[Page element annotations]

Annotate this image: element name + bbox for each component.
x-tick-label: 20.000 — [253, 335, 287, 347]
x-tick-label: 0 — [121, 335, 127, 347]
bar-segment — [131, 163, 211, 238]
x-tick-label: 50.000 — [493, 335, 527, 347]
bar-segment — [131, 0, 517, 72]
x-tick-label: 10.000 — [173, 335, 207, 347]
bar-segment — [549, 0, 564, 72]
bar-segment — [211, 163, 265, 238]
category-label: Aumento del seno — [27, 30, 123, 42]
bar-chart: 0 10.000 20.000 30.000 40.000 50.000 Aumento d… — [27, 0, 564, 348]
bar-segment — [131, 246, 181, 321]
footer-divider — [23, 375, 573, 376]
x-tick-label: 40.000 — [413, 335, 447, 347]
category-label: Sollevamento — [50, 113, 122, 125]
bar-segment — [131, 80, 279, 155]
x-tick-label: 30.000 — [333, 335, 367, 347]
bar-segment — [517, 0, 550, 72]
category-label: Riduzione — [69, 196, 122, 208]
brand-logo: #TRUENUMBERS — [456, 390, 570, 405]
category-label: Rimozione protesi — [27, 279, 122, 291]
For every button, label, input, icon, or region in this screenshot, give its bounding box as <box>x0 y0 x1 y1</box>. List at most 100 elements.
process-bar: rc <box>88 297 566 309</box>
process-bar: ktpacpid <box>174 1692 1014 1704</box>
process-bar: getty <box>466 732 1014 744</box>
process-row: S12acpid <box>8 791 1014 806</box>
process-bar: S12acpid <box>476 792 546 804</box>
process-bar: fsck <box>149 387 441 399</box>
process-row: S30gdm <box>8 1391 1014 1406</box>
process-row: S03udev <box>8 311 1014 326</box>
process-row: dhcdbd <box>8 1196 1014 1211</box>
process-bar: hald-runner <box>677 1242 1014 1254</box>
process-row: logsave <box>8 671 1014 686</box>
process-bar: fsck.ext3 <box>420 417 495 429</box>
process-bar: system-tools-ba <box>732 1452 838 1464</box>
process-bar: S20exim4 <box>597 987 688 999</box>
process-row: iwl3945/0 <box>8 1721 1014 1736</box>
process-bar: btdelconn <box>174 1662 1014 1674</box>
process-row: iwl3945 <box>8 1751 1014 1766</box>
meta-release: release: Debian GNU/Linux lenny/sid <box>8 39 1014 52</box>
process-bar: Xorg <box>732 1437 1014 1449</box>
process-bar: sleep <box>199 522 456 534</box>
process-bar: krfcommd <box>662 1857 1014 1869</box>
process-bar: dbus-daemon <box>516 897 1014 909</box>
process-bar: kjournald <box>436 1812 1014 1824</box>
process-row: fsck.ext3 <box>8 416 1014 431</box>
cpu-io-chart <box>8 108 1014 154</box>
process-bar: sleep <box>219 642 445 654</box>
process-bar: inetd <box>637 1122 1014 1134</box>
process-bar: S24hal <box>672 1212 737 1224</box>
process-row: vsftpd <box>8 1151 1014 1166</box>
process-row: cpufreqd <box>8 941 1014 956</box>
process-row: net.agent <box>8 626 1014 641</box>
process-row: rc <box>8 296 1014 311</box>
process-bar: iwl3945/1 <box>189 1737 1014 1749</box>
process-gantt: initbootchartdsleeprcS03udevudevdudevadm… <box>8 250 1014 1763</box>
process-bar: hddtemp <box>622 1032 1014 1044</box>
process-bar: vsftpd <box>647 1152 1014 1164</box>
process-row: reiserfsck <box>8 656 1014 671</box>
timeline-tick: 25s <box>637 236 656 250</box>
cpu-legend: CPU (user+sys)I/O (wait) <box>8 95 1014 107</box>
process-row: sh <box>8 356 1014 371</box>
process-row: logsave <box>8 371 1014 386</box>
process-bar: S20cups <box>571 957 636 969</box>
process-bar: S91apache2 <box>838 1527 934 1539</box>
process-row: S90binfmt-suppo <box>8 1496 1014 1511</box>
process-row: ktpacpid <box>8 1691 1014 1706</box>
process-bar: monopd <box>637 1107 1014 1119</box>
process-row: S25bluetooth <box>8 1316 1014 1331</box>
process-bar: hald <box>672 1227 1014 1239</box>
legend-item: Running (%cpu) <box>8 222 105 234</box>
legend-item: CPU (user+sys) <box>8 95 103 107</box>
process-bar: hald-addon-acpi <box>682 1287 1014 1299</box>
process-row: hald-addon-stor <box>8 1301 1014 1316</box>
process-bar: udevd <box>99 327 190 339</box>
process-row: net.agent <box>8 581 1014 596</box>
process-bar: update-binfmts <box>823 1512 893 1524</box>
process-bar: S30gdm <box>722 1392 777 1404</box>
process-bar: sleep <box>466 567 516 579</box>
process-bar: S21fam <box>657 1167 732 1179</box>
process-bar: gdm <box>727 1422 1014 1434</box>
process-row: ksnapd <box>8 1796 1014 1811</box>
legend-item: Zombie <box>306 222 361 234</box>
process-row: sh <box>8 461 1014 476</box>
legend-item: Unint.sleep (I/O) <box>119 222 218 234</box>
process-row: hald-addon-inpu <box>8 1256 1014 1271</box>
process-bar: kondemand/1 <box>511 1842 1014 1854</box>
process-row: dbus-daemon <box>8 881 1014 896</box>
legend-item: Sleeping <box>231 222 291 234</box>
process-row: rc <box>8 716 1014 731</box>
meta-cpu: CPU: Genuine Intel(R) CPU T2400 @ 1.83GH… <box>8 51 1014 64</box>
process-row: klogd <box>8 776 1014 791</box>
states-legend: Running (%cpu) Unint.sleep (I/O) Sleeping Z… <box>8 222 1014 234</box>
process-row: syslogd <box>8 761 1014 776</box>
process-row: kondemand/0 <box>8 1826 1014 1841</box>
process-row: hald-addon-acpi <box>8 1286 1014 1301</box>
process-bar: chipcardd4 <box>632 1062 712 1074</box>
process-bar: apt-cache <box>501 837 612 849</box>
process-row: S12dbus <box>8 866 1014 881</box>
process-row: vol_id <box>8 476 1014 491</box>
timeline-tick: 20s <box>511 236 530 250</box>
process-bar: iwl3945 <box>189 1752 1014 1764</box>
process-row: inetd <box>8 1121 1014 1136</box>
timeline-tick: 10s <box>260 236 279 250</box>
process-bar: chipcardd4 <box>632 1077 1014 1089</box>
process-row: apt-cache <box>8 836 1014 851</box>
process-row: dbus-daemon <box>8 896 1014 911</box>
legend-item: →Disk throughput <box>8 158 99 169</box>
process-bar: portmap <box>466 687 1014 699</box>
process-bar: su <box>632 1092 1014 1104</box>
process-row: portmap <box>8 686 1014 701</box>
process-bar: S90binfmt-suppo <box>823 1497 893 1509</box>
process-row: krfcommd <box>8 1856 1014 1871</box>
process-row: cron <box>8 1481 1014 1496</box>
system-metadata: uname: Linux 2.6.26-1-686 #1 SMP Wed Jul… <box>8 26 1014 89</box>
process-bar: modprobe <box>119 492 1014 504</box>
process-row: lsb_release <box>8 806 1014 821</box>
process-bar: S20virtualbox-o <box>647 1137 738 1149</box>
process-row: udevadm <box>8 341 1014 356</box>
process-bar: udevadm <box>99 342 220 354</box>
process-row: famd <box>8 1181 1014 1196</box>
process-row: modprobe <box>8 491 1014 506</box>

- [WRITTEN EXERCISE] Pick out every line of the records that contains the string "hald", matching case exactly, and copy each line in full.

- [RESPONSE]
process-bar: hald-runner <box>677 1242 1014 1254</box>
process-bar: hald <box>672 1227 1014 1239</box>
process-bar: hald-addon-acpi <box>682 1287 1014 1299</box>
process-row: hald-addon-stor <box>8 1301 1014 1316</box>
process-row: hald-addon-inpu <box>8 1256 1014 1271</box>
process-row: hald-addon-acpi <box>8 1286 1014 1301</box>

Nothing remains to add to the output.